• **WRITTEN EXERCISE**:
Without altering anything, repeat each of the records.

══ EXERCISE DATA ══

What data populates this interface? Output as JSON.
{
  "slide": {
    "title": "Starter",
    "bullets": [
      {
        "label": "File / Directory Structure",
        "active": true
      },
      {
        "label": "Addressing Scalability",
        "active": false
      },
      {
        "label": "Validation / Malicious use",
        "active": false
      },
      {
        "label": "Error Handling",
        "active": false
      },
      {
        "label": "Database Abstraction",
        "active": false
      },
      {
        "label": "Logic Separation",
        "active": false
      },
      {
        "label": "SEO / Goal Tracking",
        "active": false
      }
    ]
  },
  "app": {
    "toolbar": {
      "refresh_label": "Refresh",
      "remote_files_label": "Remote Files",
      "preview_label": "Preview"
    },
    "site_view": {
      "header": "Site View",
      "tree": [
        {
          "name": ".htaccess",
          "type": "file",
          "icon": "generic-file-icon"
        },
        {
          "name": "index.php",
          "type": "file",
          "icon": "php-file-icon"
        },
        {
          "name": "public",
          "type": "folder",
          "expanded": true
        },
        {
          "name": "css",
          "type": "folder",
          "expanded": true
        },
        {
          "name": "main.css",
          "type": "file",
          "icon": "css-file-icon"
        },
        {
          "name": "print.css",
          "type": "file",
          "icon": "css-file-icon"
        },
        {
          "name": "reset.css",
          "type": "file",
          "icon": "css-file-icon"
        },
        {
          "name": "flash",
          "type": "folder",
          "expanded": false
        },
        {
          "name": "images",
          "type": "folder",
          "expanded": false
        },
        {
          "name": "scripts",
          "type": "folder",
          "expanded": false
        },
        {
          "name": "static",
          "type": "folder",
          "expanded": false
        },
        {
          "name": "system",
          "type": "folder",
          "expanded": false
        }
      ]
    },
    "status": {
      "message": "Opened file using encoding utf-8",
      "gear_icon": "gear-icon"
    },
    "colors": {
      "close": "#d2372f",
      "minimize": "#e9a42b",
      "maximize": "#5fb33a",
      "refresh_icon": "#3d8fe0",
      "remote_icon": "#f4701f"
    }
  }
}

═══

• **SOLUTION**:
What data populates this interface? Output as JSON.
{
  "slide": {
    "title": "Starter",
    "bullets": [
      {
        "label": "File / Directory Structure",
        "active": true
      },
      {
        "label": "Addressing Scalability",
        "active": false
      },
      {
        "label": "Validation / Malicious use",
        "active": false
      },
      {
        "label": "Error Handling",
        "active": false
      },
      {
        "label": "Database Abstraction",
        "active": false
      },
      {
        "label": "Logic Separation",
        "active": false
      },
      {
        "label": "SEO / Goal Tracking",
        "active": false
      }
    ]
  },
  "app": {
    "toolbar": {
      "refresh_label": "Refresh",
      "remote_files_label": "Remote Files",
      "preview_label": "Preview"
    },
    "site_view": {
      "header": "Site View",
      "tree": [
        {
          "name": ".htaccess",
          "type": "file",
          "icon": "generic-file-icon"
        },
        {
          "name": "index.php",
          "type": "file",
          "icon": "php-file-icon"
        },
        {
          "name": "public",
          "type": "folder",
          "expanded": true
        },
        {
          "name": "css",
          "type": "folder",
          "expanded": true
        },
        {
          "name": "main.css",
          "type": "file",
          "icon": "css-file-icon"
        },
        {
          "name": "print.css",
          "type": "file",
          "icon": "css-file-icon"
        },
        {
          "name": "reset.css",
          "type": "file",
          "icon": "css-file-icon"
        },
        {
          "name": "flash",
          "type": "folder",
          "expanded": false
        },
        {
          "name": "images",
          "type": "folder",
          "expanded": false
        },
        {
          "name": "scripts",
          "type": "folder",
          "expanded": false
        },
        {
          "name": "static",
          "type": "folder",
          "expanded": false
        },
        {
          "name": "system",
          "type": "folder",
          "expanded": false
        }
      ]
    },
    "status": {
      "message": "Opened file using encoding utf-8",
      "gear_icon": "gear-icon"
    },
    "colors": {
      "close": "#d2372f",
      "minimize": "#e9a42b",
      "maximize": "#5fb33a",
      "refresh_icon": "#3d8fe0",
      "remote_icon": "#f4701f"
    }
  }
}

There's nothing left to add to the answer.